Task objective: Restate the full set of records exactly, word for word.

Extracted material:
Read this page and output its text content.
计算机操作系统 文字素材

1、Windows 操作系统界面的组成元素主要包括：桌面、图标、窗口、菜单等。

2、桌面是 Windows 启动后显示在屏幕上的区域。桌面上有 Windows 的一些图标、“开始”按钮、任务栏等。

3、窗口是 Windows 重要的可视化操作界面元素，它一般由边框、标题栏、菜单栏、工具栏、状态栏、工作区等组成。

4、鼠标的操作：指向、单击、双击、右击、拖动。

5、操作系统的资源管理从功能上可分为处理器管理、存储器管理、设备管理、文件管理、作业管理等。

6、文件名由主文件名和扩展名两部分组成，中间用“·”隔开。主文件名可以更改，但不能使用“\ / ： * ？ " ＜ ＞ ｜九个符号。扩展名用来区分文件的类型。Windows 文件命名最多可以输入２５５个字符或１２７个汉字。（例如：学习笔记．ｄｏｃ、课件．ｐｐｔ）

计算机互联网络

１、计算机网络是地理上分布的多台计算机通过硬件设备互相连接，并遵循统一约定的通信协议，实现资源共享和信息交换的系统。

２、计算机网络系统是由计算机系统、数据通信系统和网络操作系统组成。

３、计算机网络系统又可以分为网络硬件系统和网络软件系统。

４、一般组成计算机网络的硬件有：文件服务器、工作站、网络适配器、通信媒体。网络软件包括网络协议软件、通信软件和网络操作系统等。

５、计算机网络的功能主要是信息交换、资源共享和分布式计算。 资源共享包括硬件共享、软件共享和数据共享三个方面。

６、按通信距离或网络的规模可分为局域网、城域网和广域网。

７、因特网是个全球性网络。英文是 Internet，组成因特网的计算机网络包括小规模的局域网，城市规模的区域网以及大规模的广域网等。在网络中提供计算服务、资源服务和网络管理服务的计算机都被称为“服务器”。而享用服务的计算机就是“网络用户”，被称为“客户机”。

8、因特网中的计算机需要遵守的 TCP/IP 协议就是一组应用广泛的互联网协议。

Response to this task:
Read this page and output its text content.
计算机操作系统 文字素材

1、Windows 操作系统界面的组成元素主要包括：桌面、图标、窗口、菜单等。

2、桌面是 Windows 启动后显示在屏幕上的区域。桌面上有 Windows 的一些图标、“开始”按钮、任务栏等。

3、窗口是 Windows 重要的可视化操作界面元素，它一般由边框、标题栏、菜单栏、工具栏、状态栏、工作区等组成。

4、鼠标的操作：指向、单击、双击、右击、拖动。

5、操作系统的资源管理从功能上可分为处理器管理、存储器管理、设备管理、文件管理、作业管理等。

6、文件名由主文件名和扩展名两部分组成，中间用“·”隔开。主文件名可以更改，但不能使用“\ / ： * ？ " ＜ ＞ ｜九个符号。扩展名用来区分文件的类型。Windows 文件命名最多可以输入２５５个字符或１２７个汉字。（例如：学习笔记．ｄｏｃ、课件．ｐｐｔ）

计算机互联网络

１、计算机网络是地理上分布的多台计算机通过硬件设备互相连接，并遵循统一约定的通信协议，实现资源共享和信息交换的系统。

２、计算机网络系统是由计算机系统、数据通信系统和网络操作系统组成。

３、计算机网络系统又可以分为网络硬件系统和网络软件系统。

４、一般组成计算机网络的硬件有：文件服务器、工作站、网络适配器、通信媒体。网络软件包括网络协议软件、通信软件和网络操作系统等。

５、计算机网络的功能主要是信息交换、资源共享和分布式计算。 资源共享包括硬件共享、软件共享和数据共享三个方面。

６、按通信距离或网络的规模可分为局域网、城域网和广域网。

７、因特网是个全球性网络。英文是 Internet，组成因特网的计算机网络包括小规模的局域网，城市规模的区域网以及大规模的广域网等。在网络中提供计算服务、资源服务和网络管理服务的计算机都被称为“服务器”。而享用服务的计算机就是“网络用户”，被称为“客户机”。

8、因特网中的计算机需要遵守的 TCP/IP 协议就是一组应用广泛的互联网协议。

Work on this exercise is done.